[START OF EXCERPTED DATA]

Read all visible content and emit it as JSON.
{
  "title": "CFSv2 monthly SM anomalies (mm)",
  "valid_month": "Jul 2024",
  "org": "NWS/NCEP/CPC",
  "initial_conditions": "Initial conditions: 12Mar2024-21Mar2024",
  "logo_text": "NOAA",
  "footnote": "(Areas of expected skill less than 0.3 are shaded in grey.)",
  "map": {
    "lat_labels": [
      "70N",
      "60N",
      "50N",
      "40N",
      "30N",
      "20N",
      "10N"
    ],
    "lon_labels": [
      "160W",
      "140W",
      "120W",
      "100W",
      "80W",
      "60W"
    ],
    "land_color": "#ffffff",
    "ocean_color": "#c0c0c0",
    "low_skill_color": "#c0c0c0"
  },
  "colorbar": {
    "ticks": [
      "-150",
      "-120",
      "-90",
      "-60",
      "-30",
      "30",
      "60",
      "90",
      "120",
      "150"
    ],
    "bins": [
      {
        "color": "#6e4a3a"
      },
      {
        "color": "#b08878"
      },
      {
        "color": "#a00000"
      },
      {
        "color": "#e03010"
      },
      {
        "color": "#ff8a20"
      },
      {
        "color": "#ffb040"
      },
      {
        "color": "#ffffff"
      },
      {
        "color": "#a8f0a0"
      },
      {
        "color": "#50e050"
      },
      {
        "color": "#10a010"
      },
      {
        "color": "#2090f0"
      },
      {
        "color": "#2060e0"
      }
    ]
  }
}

[END OF EXCERPTED DATA]

▶ OBJECTIVE
Copy out the whole listing exactly as written.

▶ WRITTEN SOLUTION
Read all visible content and emit it as JSON.
{
  "title": "CFSv2 monthly SM anomalies (mm)",
  "valid_month": "Jul 2024",
  "org": "NWS/NCEP/CPC",
  "initial_conditions": "Initial conditions: 12Mar2024-21Mar2024",
  "logo_text": "NOAA",
  "footnote": "(Areas of expected skill less than 0.3 are shaded in grey.)",
  "map": {
    "lat_labels": [
      "70N",
      "60N",
      "50N",
      "40N",
      "30N",
      "20N",
      "10N"
    ],
    "lon_labels": [
      "160W",
      "140W",
      "120W",
      "100W",
      "80W",
      "60W"
    ],
    "land_color": "#ffffff",
    "ocean_color": "#c0c0c0",
    "low_skill_color": "#c0c0c0"
  },
  "colorbar": {
    "ticks": [
      "-150",
      "-120",
      "-90",
      "-60",
      "-30",
      "30",
      "60",
      "90",
      "120",
      "150"
    ],
    "bins": [
      {
        "color": "#6e4a3a"
      },
      {
        "color": "#b08878"
      },
      {
        "color": "#a00000"
      },
      {
        "color": "#e03010"
      },
      {
        "color": "#ff8a20"
      },
      {
        "color": "#ffb040"
      },
      {
        "color": "#ffffff"
      },
      {
        "color": "#a8f0a0"
      },
      {
        "color": "#50e050"
      },
      {
        "color": "#10a010"
      },
      {
        "color": "#2090f0"
      },
      {
        "color": "#2060e0"
      }
    ]
  }
}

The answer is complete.